Short task: State the number of lines in these records holding "name". Say nothing more.

════════════════

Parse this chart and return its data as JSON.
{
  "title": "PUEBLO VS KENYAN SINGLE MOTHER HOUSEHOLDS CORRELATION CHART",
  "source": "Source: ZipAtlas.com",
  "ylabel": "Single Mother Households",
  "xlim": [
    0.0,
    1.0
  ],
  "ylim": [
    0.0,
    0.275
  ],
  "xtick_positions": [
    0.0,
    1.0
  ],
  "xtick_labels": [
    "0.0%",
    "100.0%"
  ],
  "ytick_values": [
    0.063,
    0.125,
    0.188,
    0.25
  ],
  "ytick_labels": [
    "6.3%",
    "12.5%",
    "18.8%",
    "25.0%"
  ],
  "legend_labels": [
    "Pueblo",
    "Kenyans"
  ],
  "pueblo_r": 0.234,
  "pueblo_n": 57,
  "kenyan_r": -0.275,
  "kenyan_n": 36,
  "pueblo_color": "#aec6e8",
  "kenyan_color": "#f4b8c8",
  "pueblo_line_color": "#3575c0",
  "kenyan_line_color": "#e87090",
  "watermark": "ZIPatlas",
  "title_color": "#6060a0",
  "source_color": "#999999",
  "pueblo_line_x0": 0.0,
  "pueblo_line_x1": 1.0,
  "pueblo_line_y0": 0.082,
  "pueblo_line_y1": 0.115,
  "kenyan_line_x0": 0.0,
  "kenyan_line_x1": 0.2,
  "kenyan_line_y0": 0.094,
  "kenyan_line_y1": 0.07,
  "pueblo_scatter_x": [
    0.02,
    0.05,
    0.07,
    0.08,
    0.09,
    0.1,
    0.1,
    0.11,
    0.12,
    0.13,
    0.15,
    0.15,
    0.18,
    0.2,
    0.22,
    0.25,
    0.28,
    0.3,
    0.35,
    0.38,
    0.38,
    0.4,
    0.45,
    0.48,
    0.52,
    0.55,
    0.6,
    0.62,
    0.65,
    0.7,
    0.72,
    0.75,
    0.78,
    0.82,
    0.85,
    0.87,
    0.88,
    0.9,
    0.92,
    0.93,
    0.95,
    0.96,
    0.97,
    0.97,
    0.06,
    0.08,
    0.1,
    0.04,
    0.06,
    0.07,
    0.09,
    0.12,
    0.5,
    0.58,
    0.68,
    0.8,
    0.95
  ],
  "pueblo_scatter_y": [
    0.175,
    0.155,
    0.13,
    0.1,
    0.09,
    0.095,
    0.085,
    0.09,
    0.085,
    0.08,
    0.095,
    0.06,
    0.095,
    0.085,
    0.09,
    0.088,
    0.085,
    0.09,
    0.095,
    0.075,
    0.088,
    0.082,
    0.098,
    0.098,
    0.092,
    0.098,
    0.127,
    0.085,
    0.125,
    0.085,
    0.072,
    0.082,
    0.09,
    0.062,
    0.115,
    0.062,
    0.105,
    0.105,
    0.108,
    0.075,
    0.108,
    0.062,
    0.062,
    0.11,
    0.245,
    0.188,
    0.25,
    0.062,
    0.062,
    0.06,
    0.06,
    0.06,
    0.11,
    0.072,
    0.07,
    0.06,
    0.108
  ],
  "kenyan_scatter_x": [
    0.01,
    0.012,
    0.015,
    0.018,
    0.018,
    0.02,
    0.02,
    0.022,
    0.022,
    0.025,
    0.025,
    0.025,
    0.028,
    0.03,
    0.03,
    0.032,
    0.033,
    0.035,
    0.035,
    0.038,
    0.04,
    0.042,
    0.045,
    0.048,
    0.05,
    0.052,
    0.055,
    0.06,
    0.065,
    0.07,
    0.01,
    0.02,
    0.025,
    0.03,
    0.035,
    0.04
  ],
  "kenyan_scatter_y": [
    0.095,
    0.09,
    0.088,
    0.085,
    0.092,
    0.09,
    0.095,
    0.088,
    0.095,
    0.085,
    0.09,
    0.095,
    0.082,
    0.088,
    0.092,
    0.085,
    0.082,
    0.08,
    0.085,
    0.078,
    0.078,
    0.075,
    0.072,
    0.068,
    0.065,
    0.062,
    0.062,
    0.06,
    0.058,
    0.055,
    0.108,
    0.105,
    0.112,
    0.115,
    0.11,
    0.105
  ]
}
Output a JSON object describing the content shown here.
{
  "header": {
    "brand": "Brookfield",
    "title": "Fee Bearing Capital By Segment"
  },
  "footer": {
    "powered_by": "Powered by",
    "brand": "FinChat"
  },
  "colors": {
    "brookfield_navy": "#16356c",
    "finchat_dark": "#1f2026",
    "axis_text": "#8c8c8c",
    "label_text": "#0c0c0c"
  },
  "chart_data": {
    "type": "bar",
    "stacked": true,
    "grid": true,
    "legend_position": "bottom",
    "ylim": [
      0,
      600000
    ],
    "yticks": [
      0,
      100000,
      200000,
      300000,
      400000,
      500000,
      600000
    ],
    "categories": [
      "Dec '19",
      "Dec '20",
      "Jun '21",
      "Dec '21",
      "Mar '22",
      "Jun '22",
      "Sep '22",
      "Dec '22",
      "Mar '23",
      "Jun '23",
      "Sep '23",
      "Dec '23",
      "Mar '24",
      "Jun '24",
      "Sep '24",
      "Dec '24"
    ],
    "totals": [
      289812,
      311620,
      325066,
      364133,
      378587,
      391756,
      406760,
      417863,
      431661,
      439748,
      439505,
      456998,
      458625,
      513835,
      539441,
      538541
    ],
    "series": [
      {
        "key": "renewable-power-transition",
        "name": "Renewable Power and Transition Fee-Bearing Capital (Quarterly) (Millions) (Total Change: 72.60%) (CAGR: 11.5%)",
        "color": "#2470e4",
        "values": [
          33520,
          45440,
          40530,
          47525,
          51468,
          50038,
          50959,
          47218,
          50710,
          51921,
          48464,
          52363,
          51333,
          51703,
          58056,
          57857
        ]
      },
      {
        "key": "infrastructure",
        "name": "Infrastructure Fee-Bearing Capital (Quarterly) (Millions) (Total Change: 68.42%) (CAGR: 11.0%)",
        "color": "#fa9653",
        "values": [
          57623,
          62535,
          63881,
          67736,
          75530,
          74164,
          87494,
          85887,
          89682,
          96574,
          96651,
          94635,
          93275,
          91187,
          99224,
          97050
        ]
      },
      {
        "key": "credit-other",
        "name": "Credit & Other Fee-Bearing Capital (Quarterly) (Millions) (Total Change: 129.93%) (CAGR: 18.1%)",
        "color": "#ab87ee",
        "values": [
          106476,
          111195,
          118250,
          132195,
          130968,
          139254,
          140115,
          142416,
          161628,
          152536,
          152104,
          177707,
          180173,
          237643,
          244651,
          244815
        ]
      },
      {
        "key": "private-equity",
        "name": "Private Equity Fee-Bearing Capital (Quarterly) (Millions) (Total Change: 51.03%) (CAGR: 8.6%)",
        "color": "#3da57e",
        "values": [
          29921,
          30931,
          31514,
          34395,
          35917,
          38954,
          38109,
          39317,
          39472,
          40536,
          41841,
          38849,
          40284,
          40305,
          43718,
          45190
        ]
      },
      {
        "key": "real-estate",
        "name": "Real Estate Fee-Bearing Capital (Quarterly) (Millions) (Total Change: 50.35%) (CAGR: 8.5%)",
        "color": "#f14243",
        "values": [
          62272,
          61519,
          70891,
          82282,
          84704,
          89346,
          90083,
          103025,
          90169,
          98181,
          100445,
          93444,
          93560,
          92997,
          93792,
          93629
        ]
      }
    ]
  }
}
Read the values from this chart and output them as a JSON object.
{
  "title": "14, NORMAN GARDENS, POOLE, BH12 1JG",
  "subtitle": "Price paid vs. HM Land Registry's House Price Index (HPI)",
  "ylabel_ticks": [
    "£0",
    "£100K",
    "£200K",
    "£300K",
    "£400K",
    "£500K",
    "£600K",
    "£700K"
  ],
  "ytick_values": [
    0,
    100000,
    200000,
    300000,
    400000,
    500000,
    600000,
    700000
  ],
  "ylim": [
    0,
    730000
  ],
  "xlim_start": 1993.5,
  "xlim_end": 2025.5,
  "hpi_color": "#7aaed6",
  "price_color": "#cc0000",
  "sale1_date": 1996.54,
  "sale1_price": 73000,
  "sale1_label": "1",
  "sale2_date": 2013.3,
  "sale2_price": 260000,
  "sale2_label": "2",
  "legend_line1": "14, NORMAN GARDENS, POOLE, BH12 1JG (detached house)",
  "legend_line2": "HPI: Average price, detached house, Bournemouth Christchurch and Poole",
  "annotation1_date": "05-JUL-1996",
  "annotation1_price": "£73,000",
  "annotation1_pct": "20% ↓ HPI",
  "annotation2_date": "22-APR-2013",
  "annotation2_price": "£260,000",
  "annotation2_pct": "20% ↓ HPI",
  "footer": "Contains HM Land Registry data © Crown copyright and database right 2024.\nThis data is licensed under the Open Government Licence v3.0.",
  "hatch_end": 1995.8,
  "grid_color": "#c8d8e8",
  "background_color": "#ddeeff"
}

════════════════

Answer to this task: 5